Scan the entries line by line and return those with "Facts".

--- Data listing Enclosed Below ---

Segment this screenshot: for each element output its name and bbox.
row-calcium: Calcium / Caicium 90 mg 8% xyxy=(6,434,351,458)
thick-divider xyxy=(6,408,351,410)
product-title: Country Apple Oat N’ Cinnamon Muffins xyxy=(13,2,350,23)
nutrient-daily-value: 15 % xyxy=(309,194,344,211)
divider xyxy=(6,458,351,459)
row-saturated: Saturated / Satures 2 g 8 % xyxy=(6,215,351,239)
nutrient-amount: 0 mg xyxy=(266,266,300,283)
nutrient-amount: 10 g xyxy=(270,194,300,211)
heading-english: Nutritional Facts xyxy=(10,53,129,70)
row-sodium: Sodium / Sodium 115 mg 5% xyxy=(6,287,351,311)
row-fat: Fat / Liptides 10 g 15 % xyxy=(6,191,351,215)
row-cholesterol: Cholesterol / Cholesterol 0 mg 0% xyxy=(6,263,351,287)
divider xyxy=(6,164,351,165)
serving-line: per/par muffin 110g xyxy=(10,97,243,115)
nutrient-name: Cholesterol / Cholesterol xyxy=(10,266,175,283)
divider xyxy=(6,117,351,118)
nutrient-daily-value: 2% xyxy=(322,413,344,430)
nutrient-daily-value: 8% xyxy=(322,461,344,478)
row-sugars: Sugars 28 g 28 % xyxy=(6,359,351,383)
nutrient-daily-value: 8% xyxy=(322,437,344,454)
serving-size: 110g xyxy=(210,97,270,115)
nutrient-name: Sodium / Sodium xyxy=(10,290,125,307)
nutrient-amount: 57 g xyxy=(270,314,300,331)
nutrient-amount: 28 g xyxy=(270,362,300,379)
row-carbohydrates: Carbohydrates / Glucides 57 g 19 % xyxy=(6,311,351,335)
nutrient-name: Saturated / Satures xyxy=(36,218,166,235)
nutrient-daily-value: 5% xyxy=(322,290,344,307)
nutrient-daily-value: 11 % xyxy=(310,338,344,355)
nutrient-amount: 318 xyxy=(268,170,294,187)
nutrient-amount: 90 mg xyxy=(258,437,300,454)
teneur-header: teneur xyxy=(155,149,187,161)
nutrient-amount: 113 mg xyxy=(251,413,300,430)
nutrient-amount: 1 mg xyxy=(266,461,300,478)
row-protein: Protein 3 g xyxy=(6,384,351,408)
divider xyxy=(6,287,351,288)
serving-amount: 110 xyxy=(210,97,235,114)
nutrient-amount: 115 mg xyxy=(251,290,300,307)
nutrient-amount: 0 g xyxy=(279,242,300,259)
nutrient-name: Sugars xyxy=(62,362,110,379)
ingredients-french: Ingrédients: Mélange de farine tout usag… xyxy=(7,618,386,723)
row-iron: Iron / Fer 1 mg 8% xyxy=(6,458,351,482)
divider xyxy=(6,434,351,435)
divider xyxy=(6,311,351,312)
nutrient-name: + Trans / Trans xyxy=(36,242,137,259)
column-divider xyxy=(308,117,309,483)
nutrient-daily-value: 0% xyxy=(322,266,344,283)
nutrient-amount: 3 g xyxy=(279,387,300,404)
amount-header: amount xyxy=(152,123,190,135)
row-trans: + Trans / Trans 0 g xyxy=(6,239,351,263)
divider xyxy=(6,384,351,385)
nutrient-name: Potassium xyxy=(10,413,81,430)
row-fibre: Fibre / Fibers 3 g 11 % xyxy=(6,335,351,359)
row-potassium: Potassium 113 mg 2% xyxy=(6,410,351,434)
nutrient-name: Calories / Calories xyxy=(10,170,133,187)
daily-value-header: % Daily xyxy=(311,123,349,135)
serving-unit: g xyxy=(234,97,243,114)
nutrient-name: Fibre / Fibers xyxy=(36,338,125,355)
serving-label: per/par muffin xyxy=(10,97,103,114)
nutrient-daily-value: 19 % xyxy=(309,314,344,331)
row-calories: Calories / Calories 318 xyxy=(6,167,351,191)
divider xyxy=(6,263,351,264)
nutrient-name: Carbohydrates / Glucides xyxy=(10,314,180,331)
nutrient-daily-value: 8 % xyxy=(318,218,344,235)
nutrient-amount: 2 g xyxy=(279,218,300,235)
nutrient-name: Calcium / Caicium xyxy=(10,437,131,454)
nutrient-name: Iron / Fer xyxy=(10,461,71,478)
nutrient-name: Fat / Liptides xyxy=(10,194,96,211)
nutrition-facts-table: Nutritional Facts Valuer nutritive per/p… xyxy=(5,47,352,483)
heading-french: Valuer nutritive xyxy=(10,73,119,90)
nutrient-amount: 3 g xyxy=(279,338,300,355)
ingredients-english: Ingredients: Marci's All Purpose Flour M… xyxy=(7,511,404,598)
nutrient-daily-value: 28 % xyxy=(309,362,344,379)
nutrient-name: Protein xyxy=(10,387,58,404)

--- End of Enclosed Data listing ---

_Final answer_:
heading-english: Nutritional Facts xyxy=(10,53,129,70)
nutrition-facts-table: Nutritional Facts Valuer nutritive per/p… xyxy=(5,47,352,483)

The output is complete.